#### [STATED PROBLEM]
Can you reproduce the data from the start up to and including the line with "- ytick-label-30: 30%: [753, 331, 778, 346]", substituting "plug-icon" for "power-plug-icon" and leaving everything else unchanged?
** begin SUPPLIED INFORMATION **
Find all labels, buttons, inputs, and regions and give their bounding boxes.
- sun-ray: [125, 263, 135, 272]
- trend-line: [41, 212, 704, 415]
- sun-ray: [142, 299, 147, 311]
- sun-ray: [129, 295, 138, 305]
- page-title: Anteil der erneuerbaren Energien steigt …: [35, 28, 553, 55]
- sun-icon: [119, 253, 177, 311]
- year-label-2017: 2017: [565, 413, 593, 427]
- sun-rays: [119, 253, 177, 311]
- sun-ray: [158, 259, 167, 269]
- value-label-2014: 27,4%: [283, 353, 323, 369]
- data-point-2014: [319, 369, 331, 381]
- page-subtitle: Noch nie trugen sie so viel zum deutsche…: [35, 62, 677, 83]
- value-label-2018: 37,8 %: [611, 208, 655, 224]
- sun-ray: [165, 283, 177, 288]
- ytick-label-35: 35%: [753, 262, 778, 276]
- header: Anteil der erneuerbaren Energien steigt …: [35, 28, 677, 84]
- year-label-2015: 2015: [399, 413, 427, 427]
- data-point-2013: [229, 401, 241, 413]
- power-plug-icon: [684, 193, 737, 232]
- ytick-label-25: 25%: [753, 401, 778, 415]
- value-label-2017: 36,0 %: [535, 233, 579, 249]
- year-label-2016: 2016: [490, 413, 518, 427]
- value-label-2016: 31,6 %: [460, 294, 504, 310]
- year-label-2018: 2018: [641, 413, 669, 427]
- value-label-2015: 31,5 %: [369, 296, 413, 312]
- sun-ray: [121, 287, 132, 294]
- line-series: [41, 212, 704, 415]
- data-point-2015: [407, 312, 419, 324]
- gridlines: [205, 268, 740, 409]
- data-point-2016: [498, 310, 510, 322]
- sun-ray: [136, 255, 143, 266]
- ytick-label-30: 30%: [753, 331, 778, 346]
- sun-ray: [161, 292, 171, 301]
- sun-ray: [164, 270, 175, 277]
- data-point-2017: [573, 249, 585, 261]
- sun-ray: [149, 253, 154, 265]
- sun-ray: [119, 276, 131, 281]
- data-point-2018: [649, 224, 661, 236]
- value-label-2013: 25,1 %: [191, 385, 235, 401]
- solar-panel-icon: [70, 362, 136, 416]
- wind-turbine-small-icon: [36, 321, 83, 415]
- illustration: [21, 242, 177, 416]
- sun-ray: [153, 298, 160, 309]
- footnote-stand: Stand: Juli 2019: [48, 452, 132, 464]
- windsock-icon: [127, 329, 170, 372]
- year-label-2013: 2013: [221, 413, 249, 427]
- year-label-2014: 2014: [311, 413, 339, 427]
** end SUPPLIED INFORMATION **
#### [ANSWER FOR THIS EXERCISE]
Find all labels, buttons, inputs, and regions and give their bounding boxes.
- sun-ray: [125, 263, 135, 272]
- trend-line: [41, 212, 704, 415]
- sun-ray: [142, 299, 147, 311]
- sun-ray: [129, 295, 138, 305]
- page-title: Anteil der erneuerbaren Energien steigt …: [35, 28, 553, 55]
- sun-icon: [119, 253, 177, 311]
- year-label-2017: 2017: [565, 413, 593, 427]
- sun-rays: [119, 253, 177, 311]
- sun-ray: [158, 259, 167, 269]
- value-label-2014: 27,4%: [283, 353, 323, 369]
- data-point-2014: [319, 369, 331, 381]
- page-subtitle: Noch nie trugen sie so viel zum deutsche…: [35, 62, 677, 83]
- value-label-2018: 37,8 %: [611, 208, 655, 224]
- sun-ray: [165, 283, 177, 288]
- ytick-label-35: 35%: [753, 262, 778, 276]
- header: Anteil der erneuerbaren Energien steigt …: [35, 28, 677, 84]
- year-label-2015: 2015: [399, 413, 427, 427]
- data-point-2013: [229, 401, 241, 413]
- plug-icon: [684, 193, 737, 232]
- ytick-label-25: 25%: [753, 401, 778, 415]
- value-label-2017: 36,0 %: [535, 233, 579, 249]
- year-label-2016: 2016: [490, 413, 518, 427]
- value-label-2016: 31,6 %: [460, 294, 504, 310]
- year-label-2018: 2018: [641, 413, 669, 427]
- value-label-2015: 31,5 %: [369, 296, 413, 312]
- sun-ray: [121, 287, 132, 294]
- line-series: [41, 212, 704, 415]
- data-point-2015: [407, 312, 419, 324]
- gridlines: [205, 268, 740, 409]
- data-point-2016: [498, 310, 510, 322]
- sun-ray: [136, 255, 143, 266]
- ytick-label-30: 30%: [753, 331, 778, 346]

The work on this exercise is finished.